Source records
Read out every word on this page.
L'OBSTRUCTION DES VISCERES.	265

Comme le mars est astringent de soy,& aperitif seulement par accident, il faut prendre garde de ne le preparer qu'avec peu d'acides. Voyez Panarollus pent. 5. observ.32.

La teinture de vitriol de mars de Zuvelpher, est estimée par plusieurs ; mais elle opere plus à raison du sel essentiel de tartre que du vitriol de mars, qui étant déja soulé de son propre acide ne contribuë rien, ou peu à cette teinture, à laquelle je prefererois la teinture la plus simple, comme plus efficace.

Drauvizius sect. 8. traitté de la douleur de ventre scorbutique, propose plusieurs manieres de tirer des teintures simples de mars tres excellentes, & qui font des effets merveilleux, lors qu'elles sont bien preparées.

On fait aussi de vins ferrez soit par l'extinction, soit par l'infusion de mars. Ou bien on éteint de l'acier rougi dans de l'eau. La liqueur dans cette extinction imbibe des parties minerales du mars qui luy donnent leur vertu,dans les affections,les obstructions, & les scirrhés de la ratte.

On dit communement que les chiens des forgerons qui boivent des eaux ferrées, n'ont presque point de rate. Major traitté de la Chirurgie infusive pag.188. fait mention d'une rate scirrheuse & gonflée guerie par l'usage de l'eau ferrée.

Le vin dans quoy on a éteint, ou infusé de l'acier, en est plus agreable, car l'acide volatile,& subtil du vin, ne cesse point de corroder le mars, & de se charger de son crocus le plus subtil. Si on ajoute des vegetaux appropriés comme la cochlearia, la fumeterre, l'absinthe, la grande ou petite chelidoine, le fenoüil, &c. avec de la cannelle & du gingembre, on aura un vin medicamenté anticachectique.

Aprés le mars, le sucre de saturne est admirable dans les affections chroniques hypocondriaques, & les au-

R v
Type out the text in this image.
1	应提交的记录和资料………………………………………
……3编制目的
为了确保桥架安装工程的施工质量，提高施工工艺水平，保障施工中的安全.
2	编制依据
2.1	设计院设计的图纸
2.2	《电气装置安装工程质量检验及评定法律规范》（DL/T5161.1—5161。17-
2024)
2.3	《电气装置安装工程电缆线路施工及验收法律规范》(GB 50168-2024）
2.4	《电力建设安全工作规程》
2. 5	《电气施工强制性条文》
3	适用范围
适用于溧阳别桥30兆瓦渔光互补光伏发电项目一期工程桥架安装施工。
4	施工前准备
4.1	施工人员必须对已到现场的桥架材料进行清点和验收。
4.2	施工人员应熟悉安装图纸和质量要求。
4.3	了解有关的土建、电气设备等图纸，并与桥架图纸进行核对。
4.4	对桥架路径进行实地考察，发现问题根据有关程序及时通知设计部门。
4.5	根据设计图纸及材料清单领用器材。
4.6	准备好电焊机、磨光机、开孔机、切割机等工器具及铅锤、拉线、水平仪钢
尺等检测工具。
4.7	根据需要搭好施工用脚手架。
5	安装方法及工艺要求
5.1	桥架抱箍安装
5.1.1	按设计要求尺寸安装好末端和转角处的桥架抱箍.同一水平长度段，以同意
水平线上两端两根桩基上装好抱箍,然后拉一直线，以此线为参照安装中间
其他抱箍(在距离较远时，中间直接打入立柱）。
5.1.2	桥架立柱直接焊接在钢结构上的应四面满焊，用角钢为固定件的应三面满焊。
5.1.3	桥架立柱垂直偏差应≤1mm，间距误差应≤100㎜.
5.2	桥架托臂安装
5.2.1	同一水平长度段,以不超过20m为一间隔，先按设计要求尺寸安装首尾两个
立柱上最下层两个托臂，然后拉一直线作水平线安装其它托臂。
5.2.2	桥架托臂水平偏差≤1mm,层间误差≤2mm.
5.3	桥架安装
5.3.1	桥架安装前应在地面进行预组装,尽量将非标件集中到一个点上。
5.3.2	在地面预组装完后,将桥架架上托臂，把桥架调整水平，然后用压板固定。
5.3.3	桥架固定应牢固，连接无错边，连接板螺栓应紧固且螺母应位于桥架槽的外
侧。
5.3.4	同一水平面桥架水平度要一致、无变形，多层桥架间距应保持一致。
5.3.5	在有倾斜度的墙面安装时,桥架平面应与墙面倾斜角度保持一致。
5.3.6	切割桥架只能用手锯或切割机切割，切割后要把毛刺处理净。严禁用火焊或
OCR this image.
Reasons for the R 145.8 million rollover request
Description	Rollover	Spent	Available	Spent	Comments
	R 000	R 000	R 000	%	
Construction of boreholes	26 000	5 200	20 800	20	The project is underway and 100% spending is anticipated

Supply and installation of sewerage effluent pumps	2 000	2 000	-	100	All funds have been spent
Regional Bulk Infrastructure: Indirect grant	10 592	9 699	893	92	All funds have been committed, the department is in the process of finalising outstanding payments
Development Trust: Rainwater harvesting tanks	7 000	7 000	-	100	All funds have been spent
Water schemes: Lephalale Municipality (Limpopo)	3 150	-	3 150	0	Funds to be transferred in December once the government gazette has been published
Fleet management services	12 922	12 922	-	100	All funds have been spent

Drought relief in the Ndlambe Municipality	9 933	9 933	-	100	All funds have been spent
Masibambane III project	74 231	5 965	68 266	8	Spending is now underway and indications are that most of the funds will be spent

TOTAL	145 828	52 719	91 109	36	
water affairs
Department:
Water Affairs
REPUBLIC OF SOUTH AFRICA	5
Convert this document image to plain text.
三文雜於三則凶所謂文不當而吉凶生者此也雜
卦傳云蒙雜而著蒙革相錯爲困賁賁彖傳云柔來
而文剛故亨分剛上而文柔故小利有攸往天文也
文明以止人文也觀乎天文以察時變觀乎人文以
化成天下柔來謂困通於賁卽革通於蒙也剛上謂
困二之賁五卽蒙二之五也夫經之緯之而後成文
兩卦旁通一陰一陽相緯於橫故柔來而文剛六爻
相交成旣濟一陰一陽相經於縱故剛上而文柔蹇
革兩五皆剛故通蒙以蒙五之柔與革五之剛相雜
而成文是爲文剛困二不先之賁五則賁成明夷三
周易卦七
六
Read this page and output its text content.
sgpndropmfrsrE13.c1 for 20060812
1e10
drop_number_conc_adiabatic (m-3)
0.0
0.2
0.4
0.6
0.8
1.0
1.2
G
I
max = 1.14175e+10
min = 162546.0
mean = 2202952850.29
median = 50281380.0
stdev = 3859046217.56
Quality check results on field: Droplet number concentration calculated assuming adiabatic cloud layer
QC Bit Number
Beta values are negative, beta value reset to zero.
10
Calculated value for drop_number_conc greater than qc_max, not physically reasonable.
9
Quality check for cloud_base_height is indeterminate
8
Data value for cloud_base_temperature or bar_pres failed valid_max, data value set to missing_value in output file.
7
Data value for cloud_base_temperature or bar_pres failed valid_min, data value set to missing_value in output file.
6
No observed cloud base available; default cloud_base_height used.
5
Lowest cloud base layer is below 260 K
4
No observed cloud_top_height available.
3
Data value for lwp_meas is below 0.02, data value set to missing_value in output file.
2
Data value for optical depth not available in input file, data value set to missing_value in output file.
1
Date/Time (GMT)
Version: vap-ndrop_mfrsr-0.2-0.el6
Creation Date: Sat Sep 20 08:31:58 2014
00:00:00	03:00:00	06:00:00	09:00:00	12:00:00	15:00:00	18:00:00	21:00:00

What to do:
Every entry above should be retyped exactly as shown.

Task response:
Read out every word on this page.
L'OBSTRUCTION DES VISCERES.	265

Comme le mars est astringent de soy,& aperitif seulement par accident, il faut prendre garde de ne le preparer qu'avec peu d'acides. Voyez Panarollus pent. 5. observ.32.

La teinture de vitriol de mars de Zuvelpher, est estimée par plusieurs ; mais elle opere plus à raison du sel essentiel de tartre que du vitriol de mars, qui étant déja soulé de son propre acide ne contribuë rien, ou peu à cette teinture, à laquelle je prefererois la teinture la plus simple, comme plus efficace.

Drauvizius sect. 8. traitté de la douleur de ventre scorbutique, propose plusieurs manieres de tirer des teintures simples de mars tres excellentes, & qui font des effets merveilleux, lors qu'elles sont bien preparées.

On fait aussi de vins ferrez soit par l'extinction, soit par l'infusion de mars. Ou bien on éteint de l'acier rougi dans de l'eau. La liqueur dans cette extinction imbibe des parties minerales du mars qui luy donnent leur vertu,dans les affections,les obstructions, & les scirrhés de la ratte.

On dit communement que les chiens des forgerons qui boivent des eaux ferrées, n'ont presque point de rate. Major traitté de la Chirurgie infusive pag.188. fait mention d'une rate scirrheuse & gonflée guerie par l'usage de l'eau ferrée.

Le vin dans quoy on a éteint, ou infusé de l'acier, en est plus agreable, car l'acide volatile,& subtil du vin, ne cesse point de corroder le mars, & de se charger de son crocus le plus subtil. Si on ajoute des vegetaux appropriés comme la cochlearia, la fumeterre, l'absinthe, la grande ou petite chelidoine, le fenoüil, &c. avec de la cannelle & du gingembre, on aura un vin medicamenté anticachectique.

Aprés le mars, le sucre de saturne est admirable dans les affections chroniques hypocondriaques, & les au-

R v
Type out the text in this image.
1	应提交的记录和资料………………………………………
……3编制目的
为了确保桥架安装工程的施工质量，提高施工工艺水平，保障施工中的安全.
2	编制依据
2.1	设计院设计的图纸
2.2	《电气装置安装工程质量检验及评定法律规范》（DL/T5161.1—5161。17-
2024)
2.3	《电气装置安装工程电缆线路施工及验收法律规范》(GB 50168-2024）
2.4	《电力建设安全工作规程》
2. 5	《电气施工强制性条文》
3	适用范围
适用于溧阳别桥30兆瓦渔光互补光伏发电项目一期工程桥架安装施工。
4	施工前准备
4.1	施工人员必须对已到现场的桥架材料进行清点和验收。
4.2	施工人员应熟悉安装图纸和质量要求。
4.3	了解有关的土建、电气设备等图纸，并与桥架图纸进行核对。
4.4	对桥架路径进行实地考察，发现问题根据有关程序及时通知设计部门。
4.5	根据设计图纸及材料清单领用器材。
4.6	准备好电焊机、磨光机、开孔机、切割机等工器具及铅锤、拉线、水平仪钢
尺等检测工具。
4.7	根据需要搭好施工用脚手架。
5	安装方法及工艺要求
5.1	桥架抱箍安装
5.1.1	按设计要求尺寸安装好末端和转角处的桥架抱箍.同一水平长度段，以同意
水平线上两端两根桩基上装好抱箍,然后拉一直线，以此线为参照安装中间
其他抱箍(在距离较远时，中间直接打入立柱）。
5.1.2	桥架立柱直接焊接在钢结构上的应四面满焊，用角钢为固定件的应三面满焊。
5.1.3	桥架立柱垂直偏差应≤1mm，间距误差应≤100㎜.
5.2	桥架托臂安装
5.2.1	同一水平长度段,以不超过20m为一间隔，先按设计要求尺寸安装首尾两个
立柱上最下层两个托臂，然后拉一直线作水平线安装其它托臂。
5.2.2	桥架托臂水平偏差≤1mm,层间误差≤2mm.
5.3	桥架安装
5.3.1	桥架安装前应在地面进行预组装,尽量将非标件集中到一个点上。
5.3.2	在地面预组装完后,将桥架架上托臂，把桥架调整水平，然后用压板固定。
5.3.3	桥架固定应牢固，连接无错边，连接板螺栓应紧固且螺母应位于桥架槽的外
侧。
5.3.4	同一水平面桥架水平度要一致、无变形，多层桥架间距应保持一致。
5.3.5	在有倾斜度的墙面安装时,桥架平面应与墙面倾斜角度保持一致。
5.3.6	切割桥架只能用手锯或切割机切割，切割后要把毛刺处理净。严禁用火焊或
OCR this image.
Reasons for the R 145.8 million rollover request
Description	Rollover	Spent	Available	Spent	Comments
	R 000	R 000	R 000	%	
Construction of boreholes	26 000	5 200	20 800	20	The project is underway and 100% spending is anticipated

Supply and installation of sewerage effluent pumps	2 000	2 000	-	100	All funds have been spent
Regional Bulk Infrastructure: Indirect grant	10 592	9 699	893	92	All funds have been committed, the department is in the process of finalising outstanding payments
Development Trust: Rainwater harvesting tanks	7 000	7 000	-	100	All funds have been spent
Water schemes: Lephalale Municipality (Limpopo)	3 150	-	3 150	0	Funds to be transferred in December once the government gazette has been published
Fleet management services	12 922	12 922	-	100	All funds have been spent

Drought relief in the Ndlambe Municipality	9 933	9 933	-	100	All funds have been spent
Masibambane III project	74 231	5 965	68 266	8	Spending is now underway and indications are that most of the funds will be spent

TOTAL	145 828	52 719	91 109	36	
water affairs
Department:
Water Affairs
REPUBLIC OF SOUTH AFRICA	5
Convert this document image to plain text.
三文雜於三則凶所謂文不當而吉凶生者此也雜
卦傳云蒙雜而著蒙革相錯爲困賁賁彖傳云柔來
而文剛故亨分剛上而文柔故小利有攸往天文也
文明以止人文也觀乎天文以察時變觀乎人文以
化成天下柔來謂困通於賁卽革通於蒙也剛上謂
困二之賁五卽蒙二之五也夫經之緯之而後成文
兩卦旁通一陰一陽相緯於橫故柔來而文剛六爻
相交成旣濟一陰一陽相經於縱故剛上而文柔蹇
革兩五皆剛故通蒙以蒙五之柔與革五之剛相雜
而成文是爲文剛困二不先之賁五則賁成明夷三
周易卦七
六
Read this page and output its text content.
sgpndropmfrsrE13.c1 for 20060812
1e10
drop_number_conc_adiabatic (m-3)
0.0
0.2
0.4
0.6
0.8
1.0
1.2
G
I
max = 1.14175e+10
min = 162546.0
mean = 2202952850.29
median = 50281380.0
stdev = 3859046217.56
Quality check results on field: Droplet number concentration calculated assuming adiabatic cloud layer
QC Bit Number
Beta values are negative, beta value reset to zero.
10
Calculated value for drop_number_conc greater than qc_max, not physically reasonable.
9
Quality check for cloud_base_height is indeterminate
8
Data value for cloud_base_temperature or bar_pres failed valid_max, data value set to missing_value in output file.
7
Data value for cloud_base_temperature or bar_pres failed valid_min, data value set to missing_value in output file.
6
No observed cloud base available; default cloud_base_height used.
5
Lowest cloud base layer is below 260 K
4
No observed cloud_top_height available.
3
Data value for lwp_meas is below 0.02, data value set to missing_value in output file.
2
Data value for optical depth not available in input file, data value set to missing_value in output file.
1
Date/Time (GMT)
Version: vap-ndrop_mfrsr-0.2-0.el6
Creation Date: Sat Sep 20 08:31:58 2014
00:00:00	03:00:00	06:00:00	09:00:00	12:00:00	15:00:00	18:00:00	21:00:00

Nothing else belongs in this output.